QUOTED PASSAGE:
## BEGIN
Quality of data for AI systems
ISO/IEC 42001 Annex A Control A.7.4 requires you to define and implement data quality requirements for each AI system, then prove those requirements are enforced across sourcing, preparation, training, evaluation, and operations. Operationalize it by setting measurable quality dimensions (accuracy, completeness, representativeness, timeliness, relevance), adding gates to your data pipeline, and keeping auditable evidence. 1
Key takeaways:
- Write AI-system-specific data quality requirements (not a generic “good data” policy) and map them to the system’s intended purpose and risk.
- Implement pipeline controls (validation checks, approval gates, monitoring) that prevent low-quality data from entering training or production.
- Retain artifacts that show requirements, test results, exceptions, and remediation across the full data lifecycle. 1
“Quality of data for AI systems” becomes real only when you translate it into enforceable rules that engineers and data owners must follow. ISO/IEC 42001 Annex A Control A.7.4 sets a clear expectation: define data quality requirements and implement them for AI systems. 1 For a Compliance Officer, CCO, or GRC lead, the fastest path is to treat “data quality” as a set of testable acceptance criteria tied to the AI system’s intended use, plus operational gates that block or quarantine data that fails.
This requirement matters because data quality drives model performance, bias, drift, explainability, and incident rates. If you cannot show how you ensure accuracy, completeness, representativeness, timeliness, and relevance of the data, you will struggle to defend outcomes, investigate issues, or satisfy customers and auditors. 1 The goal is not perfection; it is defined standards, consistent execution, documented exceptions, and evidence that your controls run.
## END
DATA BLOCK:
## BEGIN
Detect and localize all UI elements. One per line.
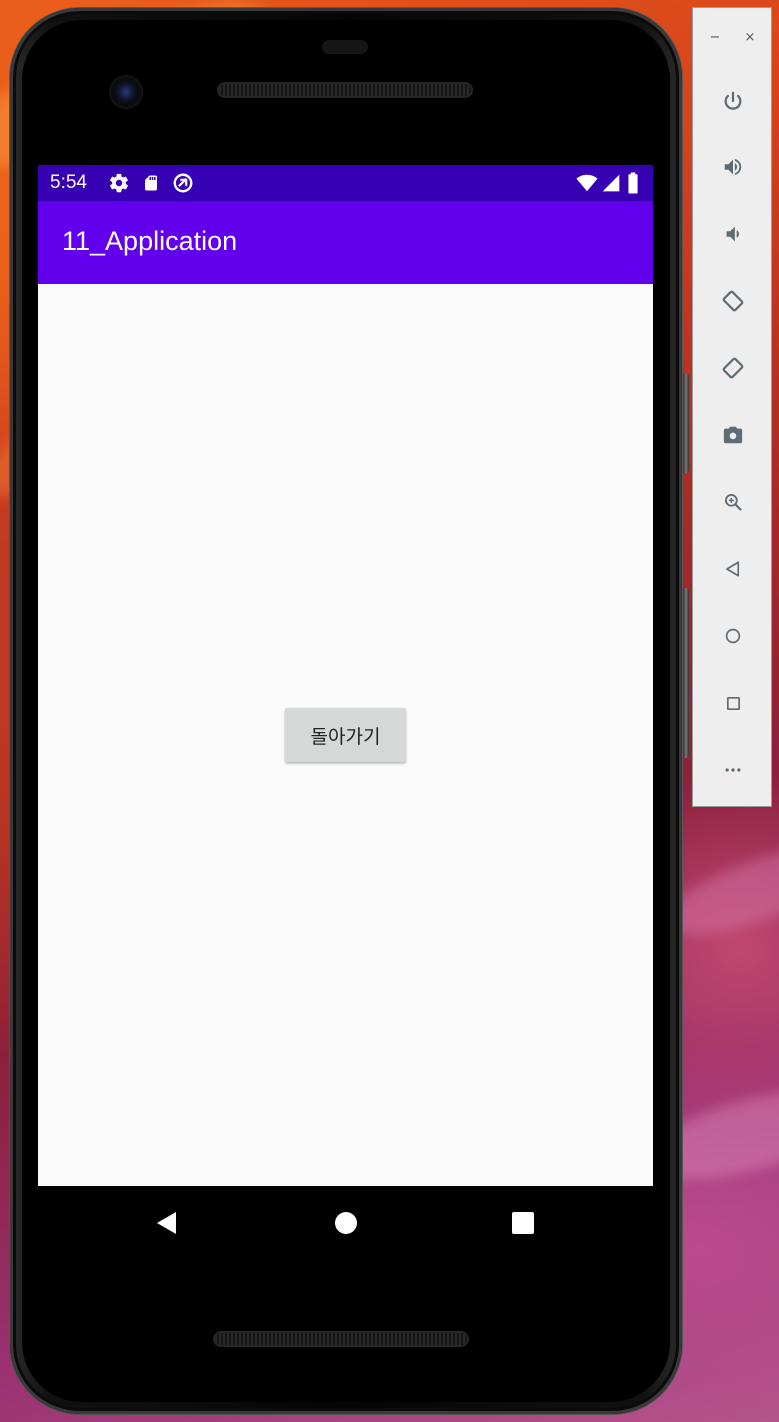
## END
Reproduce the stretch of the ISO/IEC 42001 page from "This requirement matters" through "your controls run.", swapping "auditors" for "regulators". The data has no connection to the ISO/IEC 42001 page.

WORKED ANSWER:
This requirement matters because data quality drives model performance, bias, drift, explainability, and incident rates. If you cannot show how you ensure accuracy, completeness, representativeness, timeliness, and relevance of the data, you will struggle to defend outcomes, investigate issues, or satisfy customers and regulators. 1 The goal is not perfection; it is defined standards, consistent execution, documented exceptions, and evidence that your controls run.